> EXTRACTED ENTRIES
____

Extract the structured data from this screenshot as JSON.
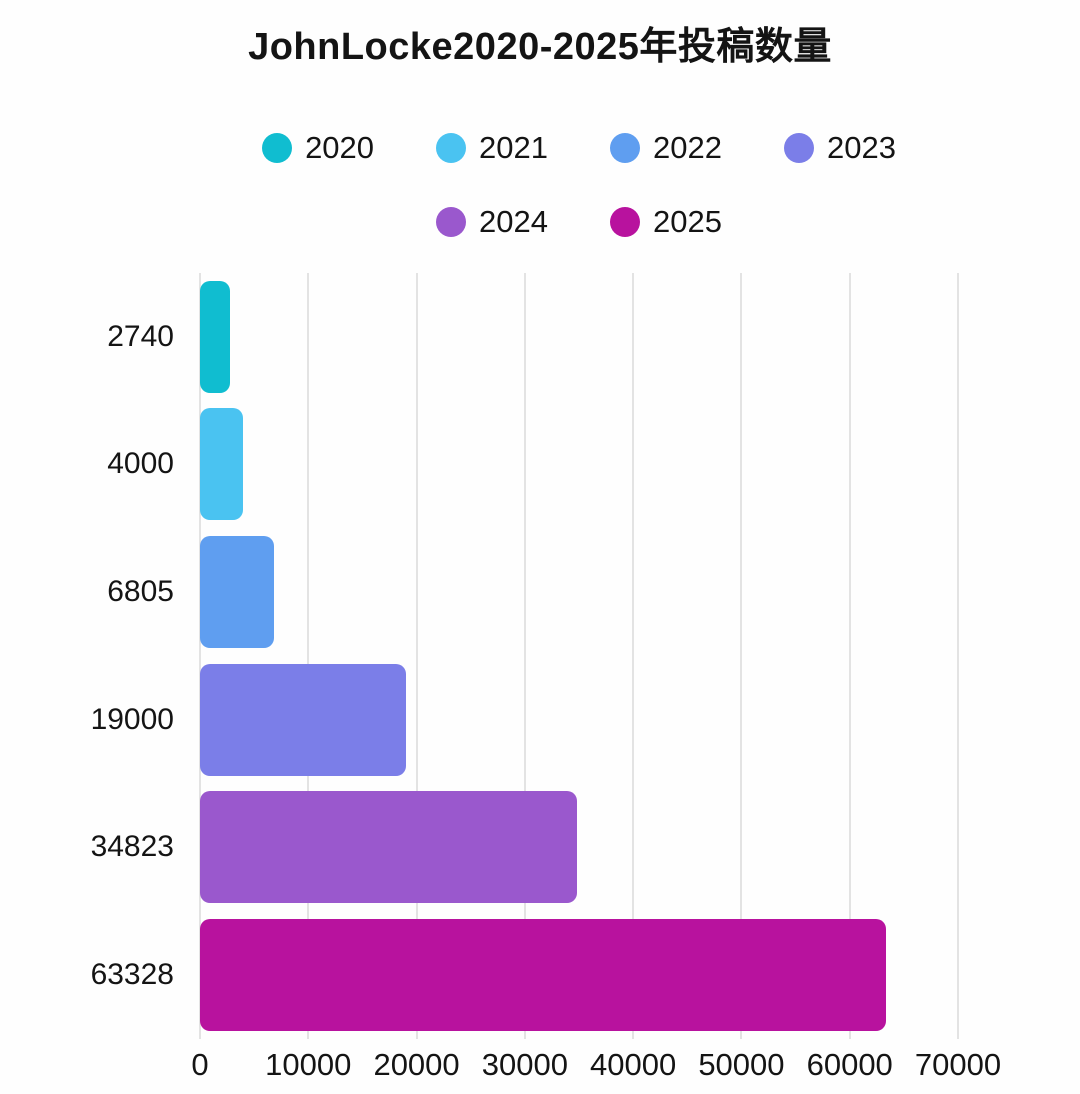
{
  "chart_data": {
    "type": "bar",
    "orientation": "horizontal",
    "title": "JohnLocke2020-2025年投稿数量",
    "categories": [
      "2740",
      "4000",
      "6805",
      "19000",
      "34823",
      "63328"
    ],
    "values": [
      2740,
      4000,
      6805,
      19000,
      34823,
      63328
    ],
    "series": [
      {
        "name": "2020",
        "value": 2740,
        "color": "#10bdd0"
      },
      {
        "name": "2021",
        "value": 4000,
        "color": "#4ac3f1"
      },
      {
        "name": "2022",
        "value": 6805,
        "color": "#5f9ef0"
      },
      {
        "name": "2023",
        "value": 19000,
        "color": "#7b7ee8"
      },
      {
        "name": "2024",
        "value": 34823,
        "color": "#9a58cd"
      },
      {
        "name": "2025",
        "value": 63328,
        "color": "#b8129e"
      }
    ],
    "x_ticks": [
      "0",
      "10000",
      "20000",
      "30000",
      "40000",
      "50000",
      "60000",
      "70000"
    ],
    "xlim": [
      0,
      70000
    ],
    "xlabel": "",
    "ylabel": "",
    "grid": "vertical",
    "legend_position": "top",
    "legend_rows": [
      [
        "2020",
        "2021",
        "2022",
        "2023"
      ],
      [
        "2024",
        "2025"
      ]
    ]
  },
  "colors": {
    "background": "#fefefe",
    "gridline": "#e3e3e3",
    "text": "#141414"
  }
}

____

> SHORT PROBLEM
Pick out each line containing the string "name" and copy it.

> EXPECTED OUTPUT
        "name": "2020",
        "name": "2021",
        "name": "2022",
        "name": "2023",
        "name": "2024",
        "name": "2025",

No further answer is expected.